* Begin *
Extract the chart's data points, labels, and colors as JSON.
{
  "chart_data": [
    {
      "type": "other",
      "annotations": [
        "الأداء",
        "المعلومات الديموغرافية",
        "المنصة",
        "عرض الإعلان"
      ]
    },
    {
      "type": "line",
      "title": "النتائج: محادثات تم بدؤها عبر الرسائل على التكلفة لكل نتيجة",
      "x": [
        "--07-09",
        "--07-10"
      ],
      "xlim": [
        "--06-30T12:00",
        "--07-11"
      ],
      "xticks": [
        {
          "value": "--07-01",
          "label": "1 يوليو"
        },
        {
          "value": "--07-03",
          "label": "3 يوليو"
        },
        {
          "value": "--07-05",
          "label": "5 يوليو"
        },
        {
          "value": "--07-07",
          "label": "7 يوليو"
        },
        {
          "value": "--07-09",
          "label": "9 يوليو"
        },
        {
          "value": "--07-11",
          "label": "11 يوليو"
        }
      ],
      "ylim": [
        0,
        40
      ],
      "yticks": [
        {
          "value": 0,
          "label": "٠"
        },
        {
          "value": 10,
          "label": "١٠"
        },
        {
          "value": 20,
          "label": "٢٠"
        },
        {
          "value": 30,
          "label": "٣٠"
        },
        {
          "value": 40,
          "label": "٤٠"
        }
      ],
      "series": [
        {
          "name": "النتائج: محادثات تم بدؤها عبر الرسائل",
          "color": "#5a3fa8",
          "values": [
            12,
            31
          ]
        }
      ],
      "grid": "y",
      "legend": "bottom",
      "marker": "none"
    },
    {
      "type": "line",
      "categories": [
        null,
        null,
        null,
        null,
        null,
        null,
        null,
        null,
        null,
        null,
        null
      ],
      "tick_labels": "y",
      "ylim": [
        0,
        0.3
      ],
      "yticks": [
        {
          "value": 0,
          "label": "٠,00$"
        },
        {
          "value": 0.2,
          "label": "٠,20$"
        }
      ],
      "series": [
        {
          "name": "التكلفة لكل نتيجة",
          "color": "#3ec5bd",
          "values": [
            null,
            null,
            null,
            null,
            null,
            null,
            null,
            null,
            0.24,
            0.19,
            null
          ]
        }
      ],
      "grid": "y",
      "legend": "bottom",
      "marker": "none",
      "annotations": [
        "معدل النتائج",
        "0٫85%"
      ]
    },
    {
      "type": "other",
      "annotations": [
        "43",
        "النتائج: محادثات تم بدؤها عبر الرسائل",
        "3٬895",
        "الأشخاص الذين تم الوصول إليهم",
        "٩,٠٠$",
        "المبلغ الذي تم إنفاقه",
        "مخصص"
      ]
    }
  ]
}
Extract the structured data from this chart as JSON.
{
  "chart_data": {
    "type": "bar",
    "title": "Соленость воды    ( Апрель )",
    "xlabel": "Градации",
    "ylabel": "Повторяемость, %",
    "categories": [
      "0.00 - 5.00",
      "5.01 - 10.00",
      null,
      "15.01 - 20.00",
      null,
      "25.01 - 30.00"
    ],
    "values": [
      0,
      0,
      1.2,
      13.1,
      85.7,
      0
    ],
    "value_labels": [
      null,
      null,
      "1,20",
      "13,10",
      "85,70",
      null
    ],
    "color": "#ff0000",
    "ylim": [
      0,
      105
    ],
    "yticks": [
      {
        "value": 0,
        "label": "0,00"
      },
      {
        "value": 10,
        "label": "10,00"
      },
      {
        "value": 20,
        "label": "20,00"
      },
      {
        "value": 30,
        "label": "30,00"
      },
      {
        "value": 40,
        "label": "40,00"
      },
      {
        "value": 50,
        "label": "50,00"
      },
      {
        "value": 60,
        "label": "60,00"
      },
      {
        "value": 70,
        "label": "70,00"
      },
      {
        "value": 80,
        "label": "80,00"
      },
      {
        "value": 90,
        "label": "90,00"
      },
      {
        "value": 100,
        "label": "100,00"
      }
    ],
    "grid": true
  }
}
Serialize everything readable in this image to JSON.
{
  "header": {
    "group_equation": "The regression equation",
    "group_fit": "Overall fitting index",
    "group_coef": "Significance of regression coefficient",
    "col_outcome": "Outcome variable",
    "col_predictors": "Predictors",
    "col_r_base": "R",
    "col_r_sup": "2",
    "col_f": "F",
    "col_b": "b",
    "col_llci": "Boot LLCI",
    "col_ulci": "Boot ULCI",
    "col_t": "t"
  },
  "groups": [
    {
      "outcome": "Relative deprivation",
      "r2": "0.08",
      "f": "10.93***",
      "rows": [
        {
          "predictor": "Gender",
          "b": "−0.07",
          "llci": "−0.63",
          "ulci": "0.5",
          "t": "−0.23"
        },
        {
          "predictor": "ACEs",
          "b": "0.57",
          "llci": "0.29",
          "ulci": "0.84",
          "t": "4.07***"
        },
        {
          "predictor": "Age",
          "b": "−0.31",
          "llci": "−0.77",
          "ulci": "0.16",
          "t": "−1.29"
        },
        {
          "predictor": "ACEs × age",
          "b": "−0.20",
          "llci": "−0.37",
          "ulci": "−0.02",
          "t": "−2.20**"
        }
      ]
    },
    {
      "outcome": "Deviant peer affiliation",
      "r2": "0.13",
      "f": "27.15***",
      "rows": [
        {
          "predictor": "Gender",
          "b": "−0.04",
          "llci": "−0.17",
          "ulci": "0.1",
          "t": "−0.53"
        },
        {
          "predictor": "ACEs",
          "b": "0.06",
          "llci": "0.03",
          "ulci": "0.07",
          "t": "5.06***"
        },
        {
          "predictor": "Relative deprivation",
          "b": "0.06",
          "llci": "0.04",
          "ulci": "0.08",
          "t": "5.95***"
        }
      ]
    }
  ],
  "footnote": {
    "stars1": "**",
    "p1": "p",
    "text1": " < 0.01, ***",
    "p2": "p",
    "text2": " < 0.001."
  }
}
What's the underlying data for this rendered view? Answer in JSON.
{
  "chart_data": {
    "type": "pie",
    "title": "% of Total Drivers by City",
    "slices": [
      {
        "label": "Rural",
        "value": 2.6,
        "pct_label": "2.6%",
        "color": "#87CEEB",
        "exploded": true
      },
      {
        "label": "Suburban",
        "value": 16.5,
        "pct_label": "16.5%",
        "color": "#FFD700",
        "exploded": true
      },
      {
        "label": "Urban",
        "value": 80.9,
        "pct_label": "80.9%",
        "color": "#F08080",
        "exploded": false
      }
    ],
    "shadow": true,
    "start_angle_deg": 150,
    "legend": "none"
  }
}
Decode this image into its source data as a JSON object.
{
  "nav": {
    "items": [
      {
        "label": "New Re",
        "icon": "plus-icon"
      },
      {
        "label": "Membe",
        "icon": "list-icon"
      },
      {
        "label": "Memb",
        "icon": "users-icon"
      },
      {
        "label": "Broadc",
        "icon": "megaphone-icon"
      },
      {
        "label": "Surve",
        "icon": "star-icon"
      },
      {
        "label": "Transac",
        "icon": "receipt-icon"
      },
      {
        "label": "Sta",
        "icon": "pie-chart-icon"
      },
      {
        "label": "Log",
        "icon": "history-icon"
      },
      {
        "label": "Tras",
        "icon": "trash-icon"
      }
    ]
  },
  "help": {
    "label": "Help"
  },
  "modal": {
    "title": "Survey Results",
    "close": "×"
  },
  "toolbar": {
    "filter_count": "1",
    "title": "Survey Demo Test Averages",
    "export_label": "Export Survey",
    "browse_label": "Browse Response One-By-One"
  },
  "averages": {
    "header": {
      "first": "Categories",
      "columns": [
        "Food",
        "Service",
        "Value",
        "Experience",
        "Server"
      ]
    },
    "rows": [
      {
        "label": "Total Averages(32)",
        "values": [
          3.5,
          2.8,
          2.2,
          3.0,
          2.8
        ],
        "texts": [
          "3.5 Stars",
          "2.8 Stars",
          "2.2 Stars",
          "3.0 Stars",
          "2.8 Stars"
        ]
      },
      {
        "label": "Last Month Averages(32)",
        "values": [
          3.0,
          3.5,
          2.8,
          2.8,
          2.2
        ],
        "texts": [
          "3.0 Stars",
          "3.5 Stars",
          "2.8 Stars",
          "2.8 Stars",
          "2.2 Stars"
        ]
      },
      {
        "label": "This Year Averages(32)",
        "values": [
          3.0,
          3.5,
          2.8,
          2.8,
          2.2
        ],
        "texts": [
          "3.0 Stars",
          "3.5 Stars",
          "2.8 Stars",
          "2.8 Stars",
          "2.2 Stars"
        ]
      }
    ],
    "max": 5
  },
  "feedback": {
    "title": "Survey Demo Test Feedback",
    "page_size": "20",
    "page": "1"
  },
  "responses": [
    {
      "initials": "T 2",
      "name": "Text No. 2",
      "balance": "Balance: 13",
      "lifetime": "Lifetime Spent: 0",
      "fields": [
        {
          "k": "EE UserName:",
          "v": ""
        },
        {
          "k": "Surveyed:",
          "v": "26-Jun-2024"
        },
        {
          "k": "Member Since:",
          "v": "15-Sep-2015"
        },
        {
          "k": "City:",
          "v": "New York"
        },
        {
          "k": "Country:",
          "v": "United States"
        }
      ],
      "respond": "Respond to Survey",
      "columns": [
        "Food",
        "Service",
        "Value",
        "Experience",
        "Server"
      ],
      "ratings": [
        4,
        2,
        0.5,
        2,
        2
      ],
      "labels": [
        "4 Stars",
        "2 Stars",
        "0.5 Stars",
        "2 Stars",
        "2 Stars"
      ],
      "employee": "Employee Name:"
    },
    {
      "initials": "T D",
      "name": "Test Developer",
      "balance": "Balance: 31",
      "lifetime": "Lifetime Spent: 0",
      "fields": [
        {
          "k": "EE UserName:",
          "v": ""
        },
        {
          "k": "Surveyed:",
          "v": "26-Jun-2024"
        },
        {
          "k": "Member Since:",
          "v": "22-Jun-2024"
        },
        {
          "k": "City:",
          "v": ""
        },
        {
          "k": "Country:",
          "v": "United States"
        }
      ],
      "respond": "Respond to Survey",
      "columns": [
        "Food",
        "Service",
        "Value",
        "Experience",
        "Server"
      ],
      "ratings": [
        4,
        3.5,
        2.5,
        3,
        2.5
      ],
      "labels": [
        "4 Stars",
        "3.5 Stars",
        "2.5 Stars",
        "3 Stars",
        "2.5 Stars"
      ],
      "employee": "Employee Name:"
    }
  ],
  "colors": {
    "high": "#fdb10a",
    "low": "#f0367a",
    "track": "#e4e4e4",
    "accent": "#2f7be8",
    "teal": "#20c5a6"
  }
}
* End *
[PROBLEM REQUIREMENTS] Copy each line of the data that contains the word "deprivation".

[SOLVED PROBLEM]
      "outcome": "Relative deprivation",
          "predictor": "Relative deprivation",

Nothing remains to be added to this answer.